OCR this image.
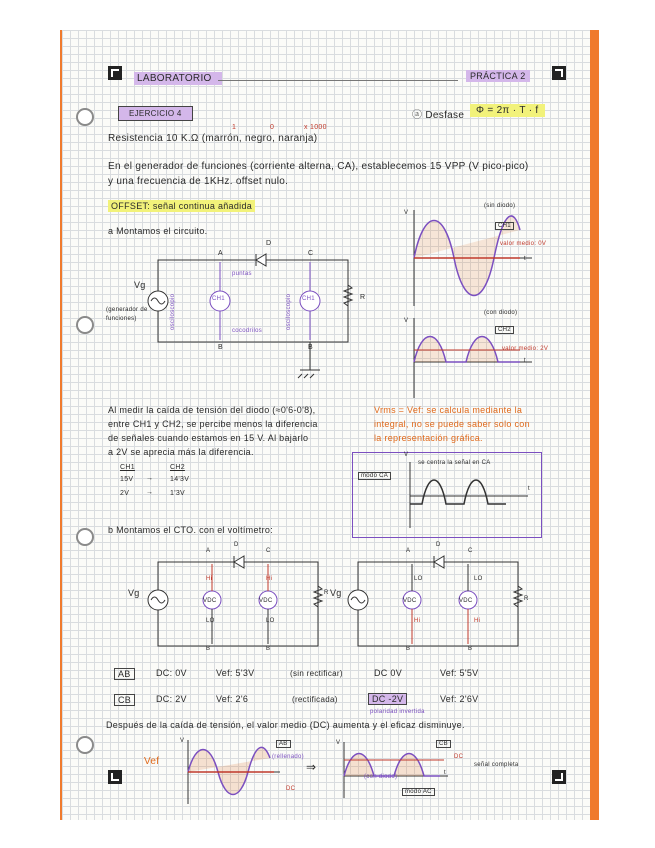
LABORATORIO	PRÁCTICA 2
EJERCICIO 4	ⓐ Desfase	Φ = 2π · T · f
1	0	x 1000
Resistencia 10 K.Ω (marrón, negro, naranja)
En el generador de funciones (corriente alterna, CA), establecemos 15 VPP (V pico-pico)
y una frecuencia de 1KHz. offset nulo.
OFFSET: señal continua añadida
a Montamos el circuito.
D
A	C
B	B
R
Vg
(generador de funciones)
CH1	CH1
puntas
cocodrilos
osciloscopio	osciloscopio
(sin diodo)
CH1
valor medio: 0V
V
t
(con diodo)
CH2
valor medio: 2V
V
t
Al medir la caída de tensión del diodo (≈0'6-0'8),
entre CH1 y CH2, se percibe menos la diferencia
de señales cuando estamos en 15 V. Al bajarlo
a 2V se aprecia más la diferencia.
CH1	CH2
15V → 14'3V
2V → 1'3V
Vrms = Vef: se calcula mediante la
integral, no se puede saber solo con
la representación gráfica.
modo CA
se centra la señal en CA
V
t
b Montamos el CTO. con el voltímetro:
Vg
A
D
C
B	B
R
Hi	Hi
LO	LO
VDC	VDC
Vg
A
D
C
B	B
R
LO	LO
Hi	Hi
VDC	VDC
AB	DC: 0V	Vef: 5'3V	(sin rectificar)	DC 0V	Vef: 5'5V
CB	DC: 2V	Vef: 2'6	(rectificada)	DC -2V	Vef: 2'6V
polaridad invertida
Después de la caída de tensión, el valor medio (DC) aumenta y el eficaz disminuye.
Vef
V	AB
(rellenado)
DC
⇒
V
t
CB
DC
(con diodo)
modo AC
señal completa
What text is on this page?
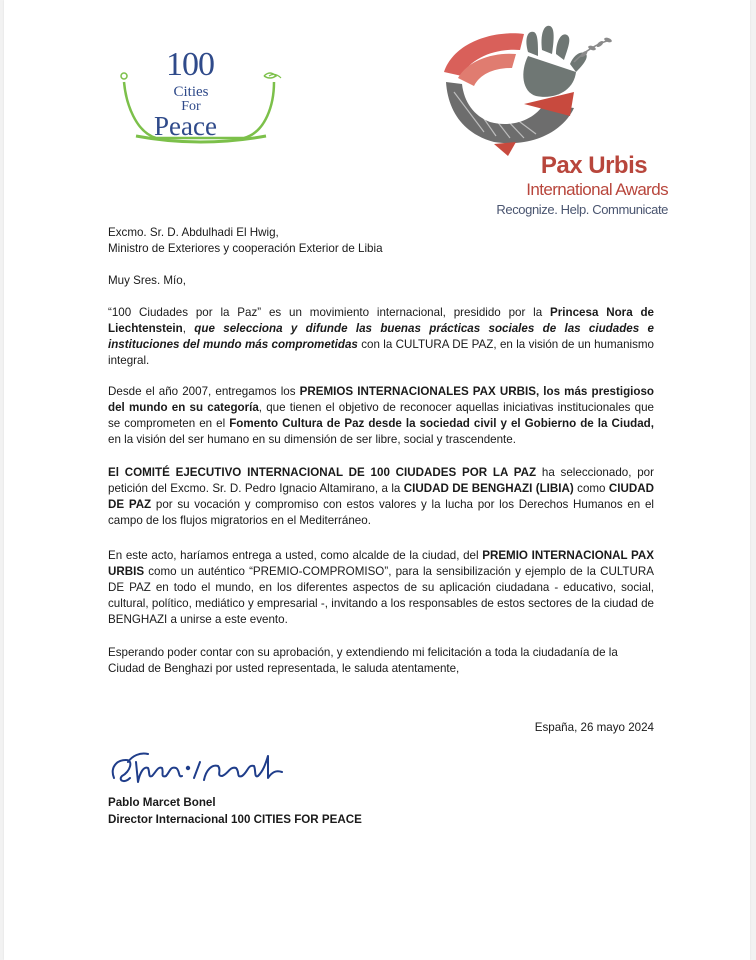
100
Cities
For
Peace
Pax Urbis
International Awards
Recognize. Help. Communicate
Excmo. Sr. D. Abdulhadi El Hwig,
Ministro de Exteriores y cooperación Exterior de Libia
Muy Sres. Mío,
“100 Ciudades por la Paz” es un movimiento internacional, presidido por la Princesa Nora de Liechtenstein, que selecciona y difunde las buenas prácticas sociales de las ciudades e instituciones del mundo más comprometidas con la CULTURA DE PAZ, en la visión de un humanismo integral.
Desde el año 2007, entregamos los PREMIOS INTERNACIONALES PAX URBIS, los más prestigioso del mundo en su categoría, que tienen el objetivo de reconocer aquellas iniciativas institucionales que se comprometen en el Fomento Cultura de Paz desde la sociedad civil y el Gobierno de la Ciudad, en la visión del ser humano en su dimensión de ser libre, social y trascendente.
El COMITÉ EJECUTIVO INTERNACIONAL DE 100 CIUDADES POR LA PAZ ha seleccionado, por petición del Excmo. Sr. D. Pedro Ignacio Altamirano, a la CIUDAD DE BENGHAZI (LIBIA) como CIUDAD DE PAZ por su vocación y compromiso con estos valores y la lucha por los Derechos Humanos en el campo de los flujos migratorios en el Mediterráneo.
En este acto, haríamos entrega a usted, como alcalde de la ciudad, del PREMIO INTERNACIONAL PAX URBIS como un auténtico “PREMIO-COMPROMISO”, para la sensibilización y ejemplo de la CULTURA DE PAZ en todo el mundo, en los diferentes aspectos de su aplicación ciudadana - educativo, social, cultural, político, mediático y empresarial -, invitando a los responsables de estos sectores de la ciudad de BENGHAZI a unirse a este evento.
Esperando poder contar con su aprobación, y extendiendo mi felicitación a toda la ciudadanía de la Ciudad de Benghazi por usted representada, le saluda atentamente,
España, 26 mayo 2024
Pablo Marcet Bonel
Director Internacional 100 CITIES FOR PEACE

════

# Task to complete
Omitting all images, retype each line of the records precisely.

# Task result
OCR this image.
LABORATORIO	PRÁCTICA 2
EJERCICIO 4	ⓐ Desfase	Φ = 2π · T · f
1	0	x 1000
Resistencia 10 K.Ω (marrón, negro, naranja)
En el generador de funciones (corriente alterna, CA), establecemos 15 VPP (V pico-pico)
y una frecuencia de 1KHz. offset nulo.
OFFSET: señal continua añadida
a Montamos el circuito.
D
A	C
B	B
R
Vg
(generador de funciones)
CH1	CH1
puntas
cocodrilos
osciloscopio	osciloscopio
(sin diodo)
CH1
valor medio: 0V
V
t
(con diodo)
CH2
valor medio: 2V
V
t
Al medir la caída de tensión del diodo (≈0'6-0'8),
entre CH1 y CH2, se percibe menos la diferencia
de señales cuando estamos en 15 V. Al bajarlo
a 2V se aprecia más la diferencia.
CH1	CH2
15V → 14'3V
2V → 1'3V
Vrms = Vef: se calcula mediante la
integral, no se puede saber solo con
la representación gráfica.
modo CA
se centra la señal en CA
V
t
b Montamos el CTO. con el voltímetro:
Vg
A
D
C
B	B
R
Hi	Hi
LO	LO
VDC	VDC
Vg
A
D
C
B	B
R
LO	LO
Hi	Hi
VDC	VDC
AB	DC: 0V	Vef: 5'3V	(sin rectificar)	DC 0V	Vef: 5'5V
CB	DC: 2V	Vef: 2'6	(rectificada)	DC -2V	Vef: 2'6V
polaridad invertida
Después de la caída de tensión, el valor medio (DC) aumenta y el eficaz disminuye.
Vef
V	AB
(rellenado)
DC
⇒
V
t
CB
DC
(con diodo)
modo AC
señal completa
What text is on this page?
100
Cities
For
Peace
Pax Urbis
International Awards
Recognize. Help. Communicate
Excmo. Sr. D. Abdulhadi El Hwig,
Ministro de Exteriores y cooperación Exterior de Libia
Muy Sres. Mío,
“100 Ciudades por la Paz” es un movimiento internacional, presidido por la Princesa Nora de Liechtenstein, que selecciona y difunde las buenas prácticas sociales de las ciudades e instituciones del mundo más comprometidas con la CULTURA DE PAZ, en la visión de un humanismo integral.
Desde el año 2007, entregamos los PREMIOS INTERNACIONALES PAX URBIS, los más prestigioso del mundo en su categoría, que tienen el objetivo de reconocer aquellas iniciativas institucionales que se comprometen en el Fomento Cultura de Paz desde la sociedad civil y el Gobierno de la Ciudad, en la visión del ser humano en su dimensión de ser libre, social y trascendente.
El COMITÉ EJECUTIVO INTERNACIONAL DE 100 CIUDADES POR LA PAZ ha seleccionado, por petición del Excmo. Sr. D. Pedro Ignacio Altamirano, a la CIUDAD DE BENGHAZI (LIBIA) como CIUDAD DE PAZ por su vocación y compromiso con estos valores y la lucha por los Derechos Humanos en el campo de los flujos migratorios en el Mediterráneo.
En este acto, haríamos entrega a usted, como alcalde de la ciudad, del PREMIO INTERNACIONAL PAX URBIS como un auténtico “PREMIO-COMPROMISO”, para la sensibilización y ejemplo de la CULTURA DE PAZ en todo el mundo, en los diferentes aspectos de su aplicación ciudadana - educativo, social, cultural, político, mediático y empresarial -, invitando a los responsables de estos sectores de la ciudad de BENGHAZI a unirse a este evento.
Esperando poder contar con su aprobación, y extendiendo mi felicitación a toda la ciudadanía de la Ciudad de Benghazi por usted representada, le saluda atentamente,
España, 26 mayo 2024
Pablo Marcet Bonel
Director Internacional 100 CITIES FOR PEACE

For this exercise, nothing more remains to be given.